-- Start of Listing --

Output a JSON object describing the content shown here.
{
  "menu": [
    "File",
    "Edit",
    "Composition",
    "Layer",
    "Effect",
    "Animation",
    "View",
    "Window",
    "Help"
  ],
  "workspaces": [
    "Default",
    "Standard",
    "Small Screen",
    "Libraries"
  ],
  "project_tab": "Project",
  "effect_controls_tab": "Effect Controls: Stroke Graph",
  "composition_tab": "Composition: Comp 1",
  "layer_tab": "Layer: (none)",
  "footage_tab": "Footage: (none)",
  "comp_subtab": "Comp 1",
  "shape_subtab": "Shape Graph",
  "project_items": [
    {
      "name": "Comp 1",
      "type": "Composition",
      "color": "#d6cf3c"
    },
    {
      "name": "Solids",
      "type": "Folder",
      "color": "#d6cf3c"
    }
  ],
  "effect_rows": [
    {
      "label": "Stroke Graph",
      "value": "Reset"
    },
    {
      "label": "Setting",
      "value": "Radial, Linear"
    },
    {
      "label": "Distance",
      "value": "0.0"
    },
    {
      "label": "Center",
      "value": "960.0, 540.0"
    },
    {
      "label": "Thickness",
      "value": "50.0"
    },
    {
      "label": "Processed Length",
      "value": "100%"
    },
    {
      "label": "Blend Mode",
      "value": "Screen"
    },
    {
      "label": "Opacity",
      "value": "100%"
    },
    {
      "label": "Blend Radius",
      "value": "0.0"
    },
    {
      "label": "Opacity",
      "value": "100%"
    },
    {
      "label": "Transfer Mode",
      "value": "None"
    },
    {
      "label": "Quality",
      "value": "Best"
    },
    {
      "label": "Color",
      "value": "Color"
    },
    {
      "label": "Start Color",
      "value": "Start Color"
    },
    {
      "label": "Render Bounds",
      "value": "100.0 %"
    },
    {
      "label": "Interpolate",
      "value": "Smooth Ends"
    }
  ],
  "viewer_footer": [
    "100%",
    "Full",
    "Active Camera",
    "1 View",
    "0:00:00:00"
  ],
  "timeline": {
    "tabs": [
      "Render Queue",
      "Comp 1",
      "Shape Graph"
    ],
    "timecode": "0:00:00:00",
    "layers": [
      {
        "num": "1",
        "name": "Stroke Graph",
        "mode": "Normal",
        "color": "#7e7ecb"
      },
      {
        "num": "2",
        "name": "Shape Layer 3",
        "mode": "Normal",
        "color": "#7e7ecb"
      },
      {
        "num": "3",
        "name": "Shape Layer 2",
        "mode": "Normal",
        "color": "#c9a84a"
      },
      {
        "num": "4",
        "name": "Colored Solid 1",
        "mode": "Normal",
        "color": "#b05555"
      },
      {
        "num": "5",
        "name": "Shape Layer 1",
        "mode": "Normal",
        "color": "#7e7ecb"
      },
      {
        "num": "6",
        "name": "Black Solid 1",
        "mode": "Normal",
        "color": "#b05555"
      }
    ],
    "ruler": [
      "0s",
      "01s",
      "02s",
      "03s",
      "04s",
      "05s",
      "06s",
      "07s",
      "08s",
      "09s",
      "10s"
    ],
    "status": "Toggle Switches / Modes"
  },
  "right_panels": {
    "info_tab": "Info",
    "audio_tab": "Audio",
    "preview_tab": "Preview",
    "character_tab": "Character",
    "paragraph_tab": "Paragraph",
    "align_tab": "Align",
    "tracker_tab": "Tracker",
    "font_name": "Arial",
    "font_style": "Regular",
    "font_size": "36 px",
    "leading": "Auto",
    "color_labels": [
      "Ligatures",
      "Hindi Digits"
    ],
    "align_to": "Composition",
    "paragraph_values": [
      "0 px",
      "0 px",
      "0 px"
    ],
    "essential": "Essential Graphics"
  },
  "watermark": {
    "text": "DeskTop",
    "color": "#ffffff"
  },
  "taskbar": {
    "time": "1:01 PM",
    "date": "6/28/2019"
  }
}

-- End of Listing --

__Request__:
All of the entries above must be quoted exactly.

__Task solution__:
Output a JSON object describing the content shown here.
{
  "menu": [
    "File",
    "Edit",
    "Composition",
    "Layer",
    "Effect",
    "Animation",
    "View",
    "Window",
    "Help"
  ],
  "workspaces": [
    "Default",
    "Standard",
    "Small Screen",
    "Libraries"
  ],
  "project_tab": "Project",
  "effect_controls_tab": "Effect Controls: Stroke Graph",
  "composition_tab": "Composition: Comp 1",
  "layer_tab": "Layer: (none)",
  "footage_tab": "Footage: (none)",
  "comp_subtab": "Comp 1",
  "shape_subtab": "Shape Graph",
  "project_items": [
    {
      "name": "Comp 1",
      "type": "Composition",
      "color": "#d6cf3c"
    },
    {
      "name": "Solids",
      "type": "Folder",
      "color": "#d6cf3c"
    }
  ],
  "effect_rows": [
    {
      "label": "Stroke Graph",
      "value": "Reset"
    },
    {
      "label": "Setting",
      "value": "Radial, Linear"
    },
    {
      "label": "Distance",
      "value": "0.0"
    },
    {
      "label": "Center",
      "value": "960.0, 540.0"
    },
    {
      "label": "Thickness",
      "value": "50.0"
    },
    {
      "label": "Processed Length",
      "value": "100%"
    },
    {
      "label": "Blend Mode",
      "value": "Screen"
    },
    {
      "label": "Opacity",
      "value": "100%"
    },
    {
      "label": "Blend Radius",
      "value": "0.0"
    },
    {
      "label": "Opacity",
      "value": "100%"
    },
    {
      "label": "Transfer Mode",
      "value": "None"
    },
    {
      "label": "Quality",
      "value": "Best"
    },
    {
      "label": "Color",
      "value": "Color"
    },
    {
      "label": "Start Color",
      "value": "Start Color"
    },
    {
      "label": "Render Bounds",
      "value": "100.0 %"
    },
    {
      "label": "Interpolate",
      "value": "Smooth Ends"
    }
  ],
  "viewer_footer": [
    "100%",
    "Full",
    "Active Camera",
    "1 View",
    "0:00:00:00"
  ],
  "timeline": {
    "tabs": [
      "Render Queue",
      "Comp 1",
      "Shape Graph"
    ],
    "timecode": "0:00:00:00",
    "layers": [
      {
        "num": "1",
        "name": "Stroke Graph",
        "mode": "Normal",
        "color": "#7e7ecb"
      },
      {
        "num": "2",
        "name": "Shape Layer 3",
        "mode": "Normal",
        "color": "#7e7ecb"
      },
      {
        "num": "3",
        "name": "Shape Layer 2",
        "mode": "Normal",
        "color": "#c9a84a"
      },
      {
        "num": "4",
        "name": "Colored Solid 1",
        "mode": "Normal",
        "color": "#b05555"
      },
      {
        "num": "5",
        "name": "Shape Layer 1",
        "mode": "Normal",
        "color": "#7e7ecb"
      },
      {
        "num": "6",
        "name": "Black Solid 1",
        "mode": "Normal",
        "color": "#b05555"
      }
    ],
    "ruler": [
      "0s",
      "01s",
      "02s",
      "03s",
      "04s",
      "05s",
      "06s",
      "07s",
      "08s",
      "09s",
      "10s"
    ],
    "status": "Toggle Switches / Modes"
  },
  "right_panels": {
    "info_tab": "Info",
    "audio_tab": "Audio",
    "preview_tab": "Preview",
    "character_tab": "Character",
    "paragraph_tab": "Paragraph",
    "align_tab": "Align",
    "tracker_tab": "Tracker",
    "font_name": "Arial",
    "font_style": "Regular",
    "font_size": "36 px",
    "leading": "Auto",
    "color_labels": [
      "Ligatures",
      "Hindi Digits"
    ],
    "align_to": "Composition",
    "paragraph_values": [
      "0 px",
      "0 px",
      "0 px"
    ],
    "essential": "Essential Graphics"
  },
  "watermark": {
    "text": "DeskTop",
    "color": "#ffffff"
  },
  "taskbar": {
    "time": "1:01 PM",
    "date": "6/28/2019"
  }
}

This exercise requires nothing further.